**YOUR OBJECTIVE:** Each entry below should be returned exactly as is, with the pictures removed.

**Data items:**
>> START
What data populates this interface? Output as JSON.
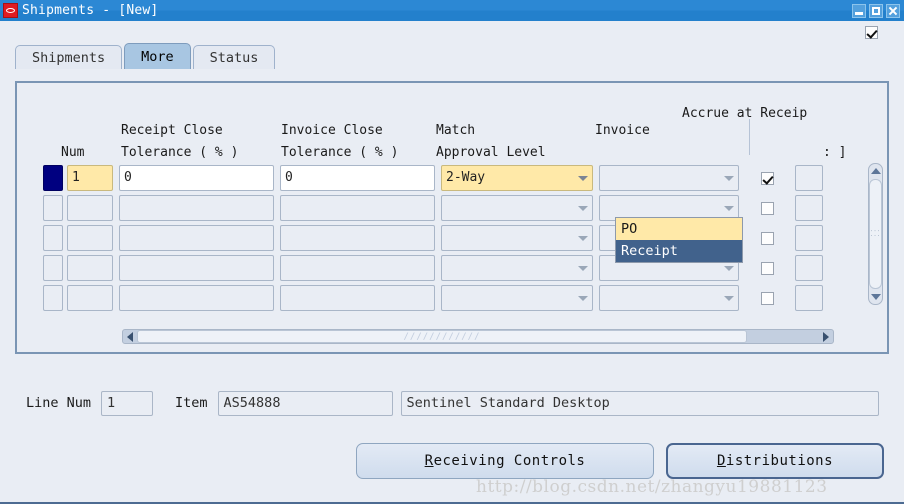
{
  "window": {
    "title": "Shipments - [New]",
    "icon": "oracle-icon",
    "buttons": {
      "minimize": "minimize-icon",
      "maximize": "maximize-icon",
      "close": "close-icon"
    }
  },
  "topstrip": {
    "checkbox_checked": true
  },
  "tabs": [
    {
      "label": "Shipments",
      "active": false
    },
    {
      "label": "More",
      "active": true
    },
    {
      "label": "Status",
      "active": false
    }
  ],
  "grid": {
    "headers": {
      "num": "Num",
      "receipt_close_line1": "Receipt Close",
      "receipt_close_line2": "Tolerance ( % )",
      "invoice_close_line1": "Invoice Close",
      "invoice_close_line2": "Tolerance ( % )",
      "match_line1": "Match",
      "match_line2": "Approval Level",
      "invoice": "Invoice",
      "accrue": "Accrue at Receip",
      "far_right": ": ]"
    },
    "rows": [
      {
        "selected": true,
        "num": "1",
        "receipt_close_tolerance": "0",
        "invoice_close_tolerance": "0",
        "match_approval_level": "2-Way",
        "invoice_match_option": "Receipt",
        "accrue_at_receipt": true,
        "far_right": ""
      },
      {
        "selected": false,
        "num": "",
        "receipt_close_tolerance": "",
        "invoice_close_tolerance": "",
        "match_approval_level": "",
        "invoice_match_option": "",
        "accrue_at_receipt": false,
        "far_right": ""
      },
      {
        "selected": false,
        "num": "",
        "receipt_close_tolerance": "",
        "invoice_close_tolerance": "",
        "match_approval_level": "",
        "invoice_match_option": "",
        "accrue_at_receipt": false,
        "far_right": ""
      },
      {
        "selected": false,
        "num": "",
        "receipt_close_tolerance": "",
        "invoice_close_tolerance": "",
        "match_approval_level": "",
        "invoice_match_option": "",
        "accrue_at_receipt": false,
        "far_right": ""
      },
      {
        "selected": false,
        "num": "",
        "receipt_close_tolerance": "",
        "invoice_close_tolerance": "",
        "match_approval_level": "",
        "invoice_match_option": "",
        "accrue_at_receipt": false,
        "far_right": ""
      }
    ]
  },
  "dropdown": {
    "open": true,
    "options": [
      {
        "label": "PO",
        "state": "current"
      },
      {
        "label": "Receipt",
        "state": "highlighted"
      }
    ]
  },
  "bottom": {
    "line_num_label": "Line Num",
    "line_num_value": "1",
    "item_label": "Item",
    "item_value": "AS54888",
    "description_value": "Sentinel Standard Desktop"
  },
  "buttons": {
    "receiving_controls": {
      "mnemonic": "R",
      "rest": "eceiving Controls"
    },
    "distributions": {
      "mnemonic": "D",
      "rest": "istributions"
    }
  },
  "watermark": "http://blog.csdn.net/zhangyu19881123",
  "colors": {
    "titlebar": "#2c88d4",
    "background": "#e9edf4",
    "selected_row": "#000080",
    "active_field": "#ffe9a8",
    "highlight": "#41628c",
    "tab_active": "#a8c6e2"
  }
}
>> END
**COMPLETED TASK:**
What data populates this interface? Output as JSON.
{
  "window": {
    "title": "Shipments - [New]",
    "icon": "oracle-icon",
    "buttons": {
      "minimize": "minimize-icon",
      "maximize": "maximize-icon",
      "close": "close-icon"
    }
  },
  "topstrip": {
    "checkbox_checked": true
  },
  "tabs": [
    {
      "label": "Shipments",
      "active": false
    },
    {
      "label": "More",
      "active": true
    },
    {
      "label": "Status",
      "active": false
    }
  ],
  "grid": {
    "headers": {
      "num": "Num",
      "receipt_close_line1": "Receipt Close",
      "receipt_close_line2": "Tolerance ( % )",
      "invoice_close_line1": "Invoice Close",
      "invoice_close_line2": "Tolerance ( % )",
      "match_line1": "Match",
      "match_line2": "Approval Level",
      "invoice": "Invoice",
      "accrue": "Accrue at Receip",
      "far_right": ": ]"
    },
    "rows": [
      {
        "selected": true,
        "num": "1",
        "receipt_close_tolerance": "0",
        "invoice_close_tolerance": "0",
        "match_approval_level": "2-Way",
        "invoice_match_option": "Receipt",
        "accrue_at_receipt": true,
        "far_right": ""
      },
      {
        "selected": false,
        "num": "",
        "receipt_close_tolerance": "",
        "invoice_close_tolerance": "",
        "match_approval_level": "",
        "invoice_match_option": "",
        "accrue_at_receipt": false,
        "far_right": ""
      },
      {
        "selected": false,
        "num": "",
        "receipt_close_tolerance": "",
        "invoice_close_tolerance": "",
        "match_approval_level": "",
        "invoice_match_option": "",
        "accrue_at_receipt": false,
        "far_right": ""
      },
      {
        "selected": false,
        "num": "",
        "receipt_close_tolerance": "",
        "invoice_close_tolerance": "",
        "match_approval_level": "",
        "invoice_match_option": "",
        "accrue_at_receipt": false,
        "far_right": ""
      },
      {
        "selected": false,
        "num": "",
        "receipt_close_tolerance": "",
        "invoice_close_tolerance": "",
        "match_approval_level": "",
        "invoice_match_option": "",
        "accrue_at_receipt": false,
        "far_right": ""
      }
    ]
  },
  "dropdown": {
    "open": true,
    "options": [
      {
        "label": "PO",
        "state": "current"
      },
      {
        "label": "Receipt",
        "state": "highlighted"
      }
    ]
  },
  "bottom": {
    "line_num_label": "Line Num",
    "line_num_value": "1",
    "item_label": "Item",
    "item_value": "AS54888",
    "description_value": "Sentinel Standard Desktop"
  },
  "buttons": {
    "receiving_controls": {
      "mnemonic": "R",
      "rest": "eceiving Controls"
    },
    "distributions": {
      "mnemonic": "D",
      "rest": "istributions"
    }
  },
  "watermark": "http://blog.csdn.net/zhangyu19881123",
  "colors": {
    "titlebar": "#2c88d4",
    "background": "#e9edf4",
    "selected_row": "#000080",
    "active_field": "#ffe9a8",
    "highlight": "#41628c",
    "tab_active": "#a8c6e2"
  }
}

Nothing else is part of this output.